▶ Job
In the listing below, change every "tree-item-label" to "tree-node-label" and reproduce the lines with nothing else altered, omitting the pictures.

▶ Material for this task
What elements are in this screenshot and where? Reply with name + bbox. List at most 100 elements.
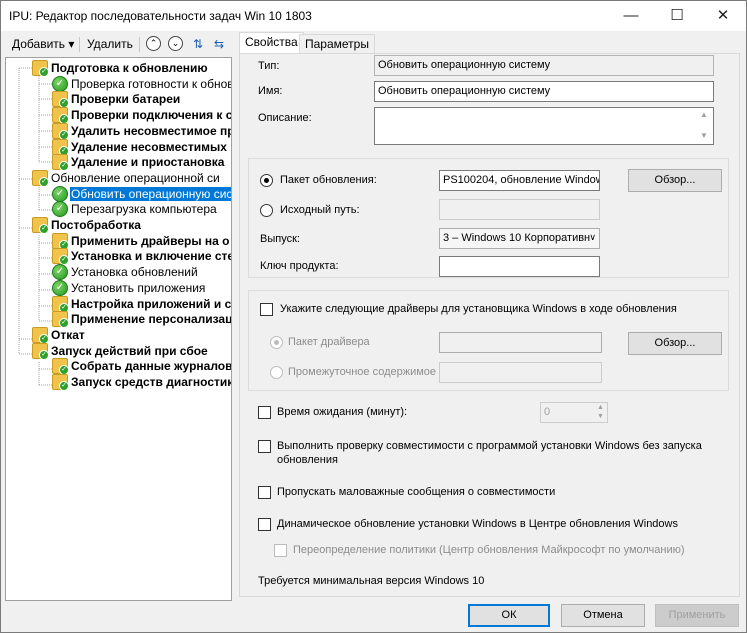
- check-badge-icon: ✓: [39, 350, 49, 360]
- reorder-icon[interactable]: ⇅: [190, 36, 206, 52]
- tab-properties[interactable]: Свойства: [239, 32, 304, 54]
- tree-item-label: Настройка приложений и с: [71, 297, 232, 311]
- window-title: IPU: Редактор последовательности задач W…: [9, 9, 312, 23]
- compat-scan-label-2: обновления: [277, 454, 338, 466]
- tree-item-label: Подготовка к обновлению: [51, 61, 208, 75]
- scroll-down-icon[interactable]: ▼: [699, 132, 709, 140]
- task-tree[interactable]: ✓ Подготовка к обновлению ✓ Проверка готовн…: [5, 57, 232, 601]
- tree-item-label: Запуск действий при сбое: [51, 344, 208, 358]
- toolbar: Добавить ▾ Удалить ⌃ ⌄ ⇅ ⇆: [1, 32, 237, 56]
- compat-scan-label-1: Выполнить проверку совместимости с прогр…: [277, 440, 702, 452]
- dynamic-update-label: Динамическое обновление установки Window…: [277, 518, 678, 530]
- timeout-label: Время ожидания (минут):: [277, 406, 408, 418]
- check-badge-icon: ✓: [59, 318, 69, 328]
- timeout-spinner[interactable]: ▲ ▼: [593, 403, 608, 422]
- folder-check-icon: ✓: [52, 107, 69, 124]
- dynamic-update-checkbox[interactable]: [258, 518, 271, 531]
- tree-item-label: Применение персонализаци: [71, 312, 232, 326]
- move-up-icon[interactable]: ⌃: [146, 36, 161, 51]
- compat-scan-checkbox[interactable]: [258, 440, 271, 453]
- type-field: Обновить операционную систему: [374, 55, 714, 76]
- tree-item-label: Собрать данные журналов: [71, 359, 232, 373]
- min-version-note: Требуется минимальная версия Windows 10: [258, 575, 485, 587]
- check-badge-icon: ✓: [59, 161, 69, 171]
- tree-item-label: Удаление и приостановка: [71, 155, 225, 169]
- tree-item-label: Запуск средств диагностик: [71, 375, 232, 389]
- tree-item-label: Применить драйверы на о: [71, 234, 230, 248]
- folder-check-icon: ✓: [32, 60, 49, 77]
- tree-item-label: Установка обновлений: [71, 265, 198, 279]
- staged-content-label: Промежуточное содержимое: [288, 366, 437, 378]
- override-policy-checkbox[interactable]: [274, 544, 287, 557]
- folder-check-icon: ✓: [32, 343, 49, 360]
- check-badge-icon: ✓: [39, 177, 49, 187]
- upgrade-package-field: PS100204, обновление Windows: [439, 170, 600, 191]
- tree-item-label: Перезагрузка компьютера: [71, 202, 217, 216]
- spin-down-icon[interactable]: ▼: [593, 412, 608, 422]
- browse-button[interactable]: Обзор...: [628, 169, 722, 192]
- ignore-dismissable-checkbox[interactable]: [258, 486, 271, 499]
- folder-check-icon: ✓: [32, 217, 49, 234]
- move-down-icon[interactable]: ⌄: [168, 36, 183, 51]
- description-textarea[interactable]: [374, 107, 714, 145]
- tree-item-label: Обновление операционной си: [51, 171, 220, 185]
- chevron-down-icon: ▾: [68, 37, 75, 51]
- close-button[interactable]: ✕: [700, 1, 746, 31]
- tree-item-label: Удаление несовместимых: [71, 140, 227, 154]
- upgrade-package-radio[interactable]: [260, 174, 273, 187]
- tree-item-label: Установка и включение сте: [71, 249, 232, 263]
- drivers-checkbox[interactable]: [260, 303, 273, 316]
- tab-options[interactable]: Параметры: [299, 34, 375, 54]
- driver-package-label: Пакет драйвера: [288, 336, 370, 348]
- driver-package-radio[interactable]: [270, 336, 283, 349]
- task-sequence-editor-window: IPU: Редактор последовательности задач W…: [0, 0, 747, 633]
- folder-check-icon: ✓: [32, 170, 49, 187]
- remove-button[interactable]: Удалить: [87, 37, 133, 51]
- folder-check-icon: ✓: [52, 374, 69, 391]
- scroll-up-icon[interactable]: ▲: [699, 111, 709, 119]
- add-menu-button[interactable]: Добавить ▾: [12, 37, 74, 51]
- staged-content-radio[interactable]: [270, 366, 283, 379]
- check-badge-icon: ✓: [39, 67, 49, 77]
- timeout-checkbox[interactable]: [258, 406, 271, 419]
- description-label: Описание:: [258, 112, 312, 124]
- driver-package-field: [439, 332, 602, 353]
- chevron-down-icon: ∨: [589, 232, 596, 242]
- type-label: Тип:: [258, 60, 280, 72]
- green-check-icon: ✓: [52, 264, 68, 280]
- staged-content-field: [439, 362, 602, 383]
- ignore-dismissable-label: Пропускать маловажные сообщения о совмес…: [277, 486, 556, 498]
- drivers-check-label: Укажите следующие драйверы для установщи…: [280, 303, 677, 315]
- folder-check-icon: ✓: [52, 311, 69, 328]
- title-bar: IPU: Редактор последовательности задач W…: [1, 1, 746, 31]
- source-path-label: Исходный путь:: [280, 204, 360, 216]
- folder-check-icon: ✓: [52, 248, 69, 265]
- green-check-icon: ✓: [52, 201, 68, 217]
- source-path-field: [439, 199, 600, 220]
- edition-label: Выпуск:: [260, 233, 300, 245]
- description-scrollbar[interactable]: ▲ ▼: [696, 108, 713, 144]
- driver-browse-button[interactable]: Обзор...: [628, 332, 722, 355]
- name-input[interactable]: Обновить операционную систему: [374, 81, 714, 102]
- ok-button[interactable]: ОК: [468, 604, 550, 627]
- green-check-icon: ✓: [52, 186, 68, 202]
- indent-icon[interactable]: ⇆: [211, 36, 227, 52]
- cancel-button[interactable]: Отмена: [561, 604, 645, 627]
- edition-select[interactable]: 3 – Windows 10 Корпоративн ∨: [439, 228, 600, 249]
- edition-value: 3 – Windows 10 Корпоративн: [443, 232, 591, 244]
- minimize-button[interactable]: —: [608, 1, 654, 31]
- tree-item-label: Откат: [51, 328, 85, 342]
- folder-check-icon: ✓: [52, 296, 69, 313]
- tree-item-label: Установить приложения: [71, 281, 206, 295]
- tree-item-label: Проверки подключения к с: [71, 108, 232, 122]
- maximize-button[interactable]: ☐: [654, 1, 700, 31]
- product-key-input[interactable]: [439, 256, 600, 277]
- folder-check-icon: ✓: [52, 154, 69, 171]
- folder-check-icon: ✓: [52, 123, 69, 140]
- product-key-label: Ключ продукта:: [260, 260, 339, 272]
- source-path-radio[interactable]: [260, 204, 273, 217]
- tree-item-label: Обновить операционную систем: [70, 187, 231, 201]
- tree-item-label: Постобработка: [51, 218, 141, 232]
- check-badge-icon: ✓: [59, 381, 69, 391]
- apply-button[interactable]: Применить: [655, 604, 739, 627]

▶ Final answer
What elements are in this screenshot and where? Reply with name + bbox. List at most 100 elements.
- check-badge-icon: ✓: [39, 350, 49, 360]
- reorder-icon[interactable]: ⇅: [190, 36, 206, 52]
- tab-properties[interactable]: Свойства: [239, 32, 304, 54]
- tree-node-label: Настройка приложений и с: [71, 297, 232, 311]
- window-title: IPU: Редактор последовательности задач W…: [9, 9, 312, 23]
- compat-scan-label-2: обновления: [277, 454, 338, 466]
- tree-node-label: Подготовка к обновлению: [51, 61, 208, 75]
- scroll-down-icon[interactable]: ▼: [699, 132, 709, 140]
- task-tree[interactable]: ✓ Подготовка к обновлению ✓ Проверка готовн…: [5, 57, 232, 601]
- tree-node-label: Запуск действий при сбое: [51, 344, 208, 358]
- toolbar: Добавить ▾ Удалить ⌃ ⌄ ⇅ ⇆: [1, 32, 237, 56]
- compat-scan-label-1: Выполнить проверку совместимости с прогр…: [277, 440, 702, 452]
- dynamic-update-label: Динамическое обновление установки Window…: [277, 518, 678, 530]
- timeout-label: Время ожидания (минут):: [277, 406, 408, 418]
- check-badge-icon: ✓: [59, 318, 69, 328]
- timeout-spinner[interactable]: ▲ ▼: [593, 403, 608, 422]
- folder-check-icon: ✓: [52, 107, 69, 124]
- dynamic-update-checkbox[interactable]: [258, 518, 271, 531]
- tree-node-label: Применение персонализаци: [71, 312, 232, 326]
- move-up-icon[interactable]: ⌃: [146, 36, 161, 51]
- compat-scan-checkbox[interactable]: [258, 440, 271, 453]
- type-field: Обновить операционную систему: [374, 55, 714, 76]
- tree-node-label: Собрать данные журналов: [71, 359, 232, 373]
- min-version-note: Требуется минимальная версия Windows 10: [258, 575, 485, 587]
- check-badge-icon: ✓: [59, 161, 69, 171]
- tree-node-label: Удаление и приостановка: [71, 155, 225, 169]
- tree-node-label: Запуск средств диагностик: [71, 375, 232, 389]
- tree-node-label: Применить драйверы на о: [71, 234, 230, 248]
- folder-check-icon: ✓: [32, 60, 49, 77]
- tree-node-label: Установка обновлений: [71, 265, 198, 279]
- staged-content-label: Промежуточное содержимое: [288, 366, 437, 378]
- override-policy-checkbox[interactable]: [274, 544, 287, 557]
- folder-check-icon: ✓: [32, 343, 49, 360]
- check-badge-icon: ✓: [39, 177, 49, 187]
- upgrade-package-field: PS100204, обновление Windows: [439, 170, 600, 191]
- tree-node-label: Перезагрузка компьютера: [71, 202, 217, 216]
- spin-down-icon[interactable]: ▼: [593, 412, 608, 422]
- browse-button[interactable]: Обзор...: [628, 169, 722, 192]
- ignore-dismissable-checkbox[interactable]: [258, 486, 271, 499]
- folder-check-icon: ✓: [32, 217, 49, 234]
- move-down-icon[interactable]: ⌄: [168, 36, 183, 51]
- description-textarea[interactable]: [374, 107, 714, 145]
- tree-node-label: Обновление операционной си: [51, 171, 220, 185]
- chevron-down-icon: ▾: [68, 37, 75, 51]
- close-button[interactable]: ✕: [700, 1, 746, 31]
- tree-node-label: Удаление несовместимых: [71, 140, 227, 154]
- upgrade-package-radio[interactable]: [260, 174, 273, 187]
- tree-node-label: Установка и включение сте: [71, 249, 232, 263]
- drivers-checkbox[interactable]: [260, 303, 273, 316]
- tab-options[interactable]: Параметры: [299, 34, 375, 54]
- driver-package-label: Пакет драйвера: [288, 336, 370, 348]
- driver-package-radio[interactable]: [270, 336, 283, 349]
- task-sequence-editor-window: IPU: Редактор последовательности задач W…: [0, 0, 747, 633]
- folder-check-icon: ✓: [32, 170, 49, 187]
- remove-button[interactable]: Удалить: [87, 37, 133, 51]
- folder-check-icon: ✓: [52, 374, 69, 391]
- scroll-up-icon[interactable]: ▲: [699, 111, 709, 119]
- add-menu-button[interactable]: Добавить ▾: [12, 37, 74, 51]
- staged-content-radio[interactable]: [270, 366, 283, 379]
- check-badge-icon: ✓: [39, 67, 49, 77]
- timeout-checkbox[interactable]: [258, 406, 271, 419]
- description-label: Описание:: [258, 112, 312, 124]
- driver-package-field: [439, 332, 602, 353]
- chevron-down-icon: ∨: [589, 232, 596, 242]
- type-label: Тип:: [258, 60, 280, 72]
- green-check-icon: ✓: [52, 264, 68, 280]
- staged-content-field: [439, 362, 602, 383]
- ignore-dismissable-label: Пропускать маловажные сообщения о совмес…: [277, 486, 556, 498]
- drivers-check-label: Укажите следующие драйверы для установщи…: [280, 303, 677, 315]
- folder-check-icon: ✓: [52, 311, 69, 328]
- title-bar: IPU: Редактор последовательности задач W…: [1, 1, 746, 31]
- source-path-label: Исходный путь:: [280, 204, 360, 216]
- folder-check-icon: ✓: [52, 248, 69, 265]
- green-check-icon: ✓: [52, 201, 68, 217]
- source-path-field: [439, 199, 600, 220]
- edition-label: Выпуск:: [260, 233, 300, 245]
- description-scrollbar[interactable]: ▲ ▼: [696, 108, 713, 144]
- driver-browse-button[interactable]: Обзор...: [628, 332, 722, 355]
- name-input[interactable]: Обновить операционную систему: [374, 81, 714, 102]
- ok-button[interactable]: ОК: [468, 604, 550, 627]
- green-check-icon: ✓: [52, 186, 68, 202]
- indent-icon[interactable]: ⇆: [211, 36, 227, 52]
- cancel-button[interactable]: Отмена: [561, 604, 645, 627]
- edition-select[interactable]: 3 – Windows 10 Корпоративн ∨: [439, 228, 600, 249]
- edition-value: 3 – Windows 10 Корпоративн: [443, 232, 591, 244]
- minimize-button[interactable]: —: [608, 1, 654, 31]
- tree-node-label: Откат: [51, 328, 85, 342]
- folder-check-icon: ✓: [52, 296, 69, 313]
- tree-node-label: Установить приложения: [71, 281, 206, 295]
- tree-node-label: Проверки подключения к с: [71, 108, 232, 122]
- maximize-button[interactable]: ☐: [654, 1, 700, 31]
- product-key-input[interactable]: [439, 256, 600, 277]
- folder-check-icon: ✓: [52, 154, 69, 171]
- folder-check-icon: ✓: [52, 123, 69, 140]
- product-key-label: Ключ продукта:: [260, 260, 339, 272]
- source-path-radio[interactable]: [260, 204, 273, 217]
- tree-node-label: Обновить операционную систем: [70, 187, 231, 201]
- tree-node-label: Постобработка: [51, 218, 141, 232]
- check-badge-icon: ✓: [59, 381, 69, 391]
- apply-button[interactable]: Применить: [655, 604, 739, 627]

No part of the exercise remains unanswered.